## begin

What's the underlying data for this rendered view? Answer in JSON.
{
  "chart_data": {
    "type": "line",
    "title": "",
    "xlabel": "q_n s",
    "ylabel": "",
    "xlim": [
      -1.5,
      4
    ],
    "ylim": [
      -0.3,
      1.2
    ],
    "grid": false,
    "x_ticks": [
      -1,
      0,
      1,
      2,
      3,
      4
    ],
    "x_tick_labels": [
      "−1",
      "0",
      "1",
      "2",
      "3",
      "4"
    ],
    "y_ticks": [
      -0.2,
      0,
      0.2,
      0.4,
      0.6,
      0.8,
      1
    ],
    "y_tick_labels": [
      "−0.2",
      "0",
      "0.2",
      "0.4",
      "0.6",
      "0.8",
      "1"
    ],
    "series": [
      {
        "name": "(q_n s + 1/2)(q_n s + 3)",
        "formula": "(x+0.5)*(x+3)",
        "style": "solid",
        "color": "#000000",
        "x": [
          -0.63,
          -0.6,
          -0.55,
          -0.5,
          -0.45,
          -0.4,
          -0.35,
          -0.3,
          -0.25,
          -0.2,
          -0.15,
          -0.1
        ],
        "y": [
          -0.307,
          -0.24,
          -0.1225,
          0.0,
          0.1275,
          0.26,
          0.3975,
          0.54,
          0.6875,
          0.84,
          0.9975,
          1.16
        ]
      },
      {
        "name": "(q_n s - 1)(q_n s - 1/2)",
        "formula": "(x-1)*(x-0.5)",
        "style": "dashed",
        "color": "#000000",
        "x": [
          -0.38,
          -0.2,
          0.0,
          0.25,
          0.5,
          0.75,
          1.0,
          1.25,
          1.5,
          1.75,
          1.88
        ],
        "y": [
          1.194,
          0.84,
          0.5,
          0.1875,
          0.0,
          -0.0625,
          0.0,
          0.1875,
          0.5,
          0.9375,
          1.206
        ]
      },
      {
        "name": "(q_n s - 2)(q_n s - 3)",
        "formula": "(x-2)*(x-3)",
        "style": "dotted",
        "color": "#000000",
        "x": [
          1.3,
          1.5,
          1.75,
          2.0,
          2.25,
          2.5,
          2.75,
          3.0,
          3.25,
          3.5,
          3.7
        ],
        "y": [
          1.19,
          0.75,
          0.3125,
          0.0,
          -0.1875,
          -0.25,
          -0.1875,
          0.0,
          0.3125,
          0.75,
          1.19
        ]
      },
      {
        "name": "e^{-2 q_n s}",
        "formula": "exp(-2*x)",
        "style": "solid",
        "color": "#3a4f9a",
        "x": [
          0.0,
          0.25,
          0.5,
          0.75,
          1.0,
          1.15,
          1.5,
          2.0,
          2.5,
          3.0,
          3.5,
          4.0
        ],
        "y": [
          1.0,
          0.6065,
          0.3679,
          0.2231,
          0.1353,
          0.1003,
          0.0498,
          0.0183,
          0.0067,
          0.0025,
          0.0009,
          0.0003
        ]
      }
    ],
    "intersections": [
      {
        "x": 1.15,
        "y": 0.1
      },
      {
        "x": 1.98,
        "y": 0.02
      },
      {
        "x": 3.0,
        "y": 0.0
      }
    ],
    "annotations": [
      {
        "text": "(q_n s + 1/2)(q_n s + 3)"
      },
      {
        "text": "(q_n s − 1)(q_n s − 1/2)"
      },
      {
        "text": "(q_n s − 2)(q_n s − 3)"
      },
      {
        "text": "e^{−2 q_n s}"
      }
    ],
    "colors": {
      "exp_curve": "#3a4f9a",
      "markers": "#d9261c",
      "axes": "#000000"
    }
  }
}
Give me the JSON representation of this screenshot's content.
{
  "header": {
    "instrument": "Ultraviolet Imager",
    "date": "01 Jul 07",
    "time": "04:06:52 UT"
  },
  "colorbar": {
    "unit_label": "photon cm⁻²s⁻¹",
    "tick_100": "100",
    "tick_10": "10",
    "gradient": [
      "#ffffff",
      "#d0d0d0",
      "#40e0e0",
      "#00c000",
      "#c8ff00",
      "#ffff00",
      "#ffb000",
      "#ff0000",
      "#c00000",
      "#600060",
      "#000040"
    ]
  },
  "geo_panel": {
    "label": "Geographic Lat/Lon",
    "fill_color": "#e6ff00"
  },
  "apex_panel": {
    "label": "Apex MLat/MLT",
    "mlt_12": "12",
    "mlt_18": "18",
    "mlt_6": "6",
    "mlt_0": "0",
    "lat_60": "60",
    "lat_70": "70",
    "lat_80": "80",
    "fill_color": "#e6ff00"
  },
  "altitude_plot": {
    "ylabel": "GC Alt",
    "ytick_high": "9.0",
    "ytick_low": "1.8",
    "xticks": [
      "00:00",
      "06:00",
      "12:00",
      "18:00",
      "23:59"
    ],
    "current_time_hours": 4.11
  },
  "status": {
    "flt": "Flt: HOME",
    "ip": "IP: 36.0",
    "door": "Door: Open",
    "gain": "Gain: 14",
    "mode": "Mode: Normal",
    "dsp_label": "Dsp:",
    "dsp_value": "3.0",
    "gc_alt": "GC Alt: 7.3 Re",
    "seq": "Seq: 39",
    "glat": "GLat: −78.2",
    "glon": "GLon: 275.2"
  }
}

## end

| WORK TO BE COMPLETED |
Take the lines above and retype all of them exactly.

| EXERCISE SOLUTION |
What's the underlying data for this rendered view? Answer in JSON.
{
  "chart_data": {
    "type": "line",
    "title": "",
    "xlabel": "q_n s",
    "ylabel": "",
    "xlim": [
      -1.5,
      4
    ],
    "ylim": [
      -0.3,
      1.2
    ],
    "grid": false,
    "x_ticks": [
      -1,
      0,
      1,
      2,
      3,
      4
    ],
    "x_tick_labels": [
      "−1",
      "0",
      "1",
      "2",
      "3",
      "4"
    ],
    "y_ticks": [
      -0.2,
      0,
      0.2,
      0.4,
      0.6,
      0.8,
      1
    ],
    "y_tick_labels": [
      "−0.2",
      "0",
      "0.2",
      "0.4",
      "0.6",
      "0.8",
      "1"
    ],
    "series": [
      {
        "name": "(q_n s + 1/2)(q_n s + 3)",
        "formula": "(x+0.5)*(x+3)",
        "style": "solid",
        "color": "#000000",
        "x": [
          -0.63,
          -0.6,
          -0.55,
          -0.5,
          -0.45,
          -0.4,
          -0.35,
          -0.3,
          -0.25,
          -0.2,
          -0.15,
          -0.1
        ],
        "y": [
          -0.307,
          -0.24,
          -0.1225,
          0.0,
          0.1275,
          0.26,
          0.3975,
          0.54,
          0.6875,
          0.84,
          0.9975,
          1.16
        ]
      },
      {
        "name": "(q_n s - 1)(q_n s - 1/2)",
        "formula": "(x-1)*(x-0.5)",
        "style": "dashed",
        "color": "#000000",
        "x": [
          -0.38,
          -0.2,
          0.0,
          0.25,
          0.5,
          0.75,
          1.0,
          1.25,
          1.5,
          1.75,
          1.88
        ],
        "y": [
          1.194,
          0.84,
          0.5,
          0.1875,
          0.0,
          -0.0625,
          0.0,
          0.1875,
          0.5,
          0.9375,
          1.206
        ]
      },
      {
        "name": "(q_n s - 2)(q_n s - 3)",
        "formula": "(x-2)*(x-3)",
        "style": "dotted",
        "color": "#000000",
        "x": [
          1.3,
          1.5,
          1.75,
          2.0,
          2.25,
          2.5,
          2.75,
          3.0,
          3.25,
          3.5,
          3.7
        ],
        "y": [
          1.19,
          0.75,
          0.3125,
          0.0,
          -0.1875,
          -0.25,
          -0.1875,
          0.0,
          0.3125,
          0.75,
          1.19
        ]
      },
      {
        "name": "e^{-2 q_n s}",
        "formula": "exp(-2*x)",
        "style": "solid",
        "color": "#3a4f9a",
        "x": [
          0.0,
          0.25,
          0.5,
          0.75,
          1.0,
          1.15,
          1.5,
          2.0,
          2.5,
          3.0,
          3.5,
          4.0
        ],
        "y": [
          1.0,
          0.6065,
          0.3679,
          0.2231,
          0.1353,
          0.1003,
          0.0498,
          0.0183,
          0.0067,
          0.0025,
          0.0009,
          0.0003
        ]
      }
    ],
    "intersections": [
      {
        "x": 1.15,
        "y": 0.1
      },
      {
        "x": 1.98,
        "y": 0.02
      },
      {
        "x": 3.0,
        "y": 0.0
      }
    ],
    "annotations": [
      {
        "text": "(q_n s + 1/2)(q_n s + 3)"
      },
      {
        "text": "(q_n s − 1)(q_n s − 1/2)"
      },
      {
        "text": "(q_n s − 2)(q_n s − 3)"
      },
      {
        "text": "e^{−2 q_n s}"
      }
    ],
    "colors": {
      "exp_curve": "#3a4f9a",
      "markers": "#d9261c",
      "axes": "#000000"
    }
  }
}
Give me the JSON representation of this screenshot's content.
{
  "header": {
    "instrument": "Ultraviolet Imager",
    "date": "01 Jul 07",
    "time": "04:06:52 UT"
  },
  "colorbar": {
    "unit_label": "photon cm⁻²s⁻¹",
    "tick_100": "100",
    "tick_10": "10",
    "gradient": [
      "#ffffff",
      "#d0d0d0",
      "#40e0e0",
      "#00c000",
      "#c8ff00",
      "#ffff00",
      "#ffb000",
      "#ff0000",
      "#c00000",
      "#600060",
      "#000040"
    ]
  },
  "geo_panel": {
    "label": "Geographic Lat/Lon",
    "fill_color": "#e6ff00"
  },
  "apex_panel": {
    "label": "Apex MLat/MLT",
    "mlt_12": "12",
    "mlt_18": "18",
    "mlt_6": "6",
    "mlt_0": "0",
    "lat_60": "60",
    "lat_70": "70",
    "lat_80": "80",
    "fill_color": "#e6ff00"
  },
  "altitude_plot": {
    "ylabel": "GC Alt",
    "ytick_high": "9.0",
    "ytick_low": "1.8",
    "xticks": [
      "00:00",
      "06:00",
      "12:00",
      "18:00",
      "23:59"
    ],
    "current_time_hours": 4.11
  },
  "status": {
    "flt": "Flt: HOME",
    "ip": "IP: 36.0",
    "door": "Door: Open",
    "gain": "Gain: 14",
    "mode": "Mode: Normal",
    "dsp_label": "Dsp:",
    "dsp_value": "3.0",
    "gc_alt": "GC Alt: 7.3 Re",
    "seq": "Seq: 39",
    "glat": "GLat: −78.2",
    "glon": "GLon: 275.2"
  }
}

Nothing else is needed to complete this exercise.